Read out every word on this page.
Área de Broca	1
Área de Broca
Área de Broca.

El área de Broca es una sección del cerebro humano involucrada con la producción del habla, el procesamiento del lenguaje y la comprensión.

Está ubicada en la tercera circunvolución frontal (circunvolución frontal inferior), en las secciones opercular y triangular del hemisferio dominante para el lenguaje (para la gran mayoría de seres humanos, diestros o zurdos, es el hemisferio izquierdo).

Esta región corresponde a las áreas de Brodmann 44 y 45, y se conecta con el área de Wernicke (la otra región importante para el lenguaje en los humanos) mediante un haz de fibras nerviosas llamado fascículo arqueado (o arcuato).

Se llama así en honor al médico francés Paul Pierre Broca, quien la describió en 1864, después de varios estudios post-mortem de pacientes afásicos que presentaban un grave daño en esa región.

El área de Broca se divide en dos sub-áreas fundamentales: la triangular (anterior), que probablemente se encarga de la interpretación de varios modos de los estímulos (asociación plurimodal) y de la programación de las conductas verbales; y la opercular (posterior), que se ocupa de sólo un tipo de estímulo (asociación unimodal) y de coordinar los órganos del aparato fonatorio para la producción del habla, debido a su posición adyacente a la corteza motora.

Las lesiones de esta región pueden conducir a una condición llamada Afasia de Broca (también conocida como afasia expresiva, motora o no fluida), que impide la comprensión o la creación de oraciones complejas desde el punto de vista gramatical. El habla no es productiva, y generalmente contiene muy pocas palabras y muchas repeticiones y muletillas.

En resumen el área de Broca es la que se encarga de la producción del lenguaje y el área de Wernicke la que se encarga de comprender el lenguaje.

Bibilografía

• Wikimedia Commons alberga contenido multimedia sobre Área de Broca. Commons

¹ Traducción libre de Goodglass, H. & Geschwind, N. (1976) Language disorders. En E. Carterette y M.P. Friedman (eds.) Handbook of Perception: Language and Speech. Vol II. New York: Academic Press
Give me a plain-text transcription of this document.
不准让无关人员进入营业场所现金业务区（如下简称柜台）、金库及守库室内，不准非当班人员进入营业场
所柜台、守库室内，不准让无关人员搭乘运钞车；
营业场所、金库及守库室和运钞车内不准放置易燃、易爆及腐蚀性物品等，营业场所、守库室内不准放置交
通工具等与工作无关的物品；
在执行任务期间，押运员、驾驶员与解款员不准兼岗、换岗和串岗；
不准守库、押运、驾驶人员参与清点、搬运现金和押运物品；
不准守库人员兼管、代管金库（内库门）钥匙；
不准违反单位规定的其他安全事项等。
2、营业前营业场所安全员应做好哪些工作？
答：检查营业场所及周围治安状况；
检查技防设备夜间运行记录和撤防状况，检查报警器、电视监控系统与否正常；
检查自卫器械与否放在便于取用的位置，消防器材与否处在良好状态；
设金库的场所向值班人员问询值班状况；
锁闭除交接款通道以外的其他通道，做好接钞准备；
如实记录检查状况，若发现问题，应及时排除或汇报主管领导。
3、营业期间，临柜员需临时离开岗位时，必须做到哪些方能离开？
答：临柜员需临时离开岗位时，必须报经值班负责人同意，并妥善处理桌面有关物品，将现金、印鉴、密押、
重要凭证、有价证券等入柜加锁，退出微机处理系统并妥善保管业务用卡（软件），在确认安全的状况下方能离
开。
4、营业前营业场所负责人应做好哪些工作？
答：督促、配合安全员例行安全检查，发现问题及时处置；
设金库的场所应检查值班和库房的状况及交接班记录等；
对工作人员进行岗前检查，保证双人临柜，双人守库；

________________________

What the task asks: Return all of the entries word for word.

Result of this task:
Read out every word on this page.
Área de Broca	1
Área de Broca
Área de Broca.

El área de Broca es una sección del cerebro humano involucrada con la producción del habla, el procesamiento del lenguaje y la comprensión.

Está ubicada en la tercera circunvolución frontal (circunvolución frontal inferior), en las secciones opercular y triangular del hemisferio dominante para el lenguaje (para la gran mayoría de seres humanos, diestros o zurdos, es el hemisferio izquierdo).

Esta región corresponde a las áreas de Brodmann 44 y 45, y se conecta con el área de Wernicke (la otra región importante para el lenguaje en los humanos) mediante un haz de fibras nerviosas llamado fascículo arqueado (o arcuato).

Se llama así en honor al médico francés Paul Pierre Broca, quien la describió en 1864, después de varios estudios post-mortem de pacientes afásicos que presentaban un grave daño en esa región.

El área de Broca se divide en dos sub-áreas fundamentales: la triangular (anterior), que probablemente se encarga de la interpretación de varios modos de los estímulos (asociación plurimodal) y de la programación de las conductas verbales; y la opercular (posterior), que se ocupa de sólo un tipo de estímulo (asociación unimodal) y de coordinar los órganos del aparato fonatorio para la producción del habla, debido a su posición adyacente a la corteza motora.

Las lesiones de esta región pueden conducir a una condición llamada Afasia de Broca (también conocida como afasia expresiva, motora o no fluida), que impide la comprensión o la creación de oraciones complejas desde el punto de vista gramatical. El habla no es productiva, y generalmente contiene muy pocas palabras y muchas repeticiones y muletillas.

En resumen el área de Broca es la que se encarga de la producción del lenguaje y el área de Wernicke la que se encarga de comprender el lenguaje.

Bibilografía

• Wikimedia Commons alberga contenido multimedia sobre Área de Broca. Commons

¹ Traducción libre de Goodglass, H. & Geschwind, N. (1976) Language disorders. En E. Carterette y M.P. Friedman (eds.) Handbook of Perception: Language and Speech. Vol II. New York: Academic Press
Give me a plain-text transcription of this document.
不准让无关人员进入营业场所现金业务区（如下简称柜台）、金库及守库室内，不准非当班人员进入营业场
所柜台、守库室内，不准让无关人员搭乘运钞车；
营业场所、金库及守库室和运钞车内不准放置易燃、易爆及腐蚀性物品等，营业场所、守库室内不准放置交
通工具等与工作无关的物品；
在执行任务期间，押运员、驾驶员与解款员不准兼岗、换岗和串岗；
不准守库、押运、驾驶人员参与清点、搬运现金和押运物品；
不准守库人员兼管、代管金库（内库门）钥匙；
不准违反单位规定的其他安全事项等。
2、营业前营业场所安全员应做好哪些工作？
答：检查营业场所及周围治安状况；
检查技防设备夜间运行记录和撤防状况，检查报警器、电视监控系统与否正常；
检查自卫器械与否放在便于取用的位置，消防器材与否处在良好状态；
设金库的场所向值班人员问询值班状况；
锁闭除交接款通道以外的其他通道，做好接钞准备；
如实记录检查状况，若发现问题，应及时排除或汇报主管领导。
3、营业期间，临柜员需临时离开岗位时，必须做到哪些方能离开？
答：临柜员需临时离开岗位时，必须报经值班负责人同意，并妥善处理桌面有关物品，将现金、印鉴、密押、
重要凭证、有价证券等入柜加锁，退出微机处理系统并妥善保管业务用卡（软件），在确认安全的状况下方能离
开。
4、营业前营业场所负责人应做好哪些工作？
答：督促、配合安全员例行安全检查，发现问题及时处置；
设金库的场所应检查值班和库房的状况及交接班记录等；
对工作人员进行岗前检查，保证双人临柜，双人守库；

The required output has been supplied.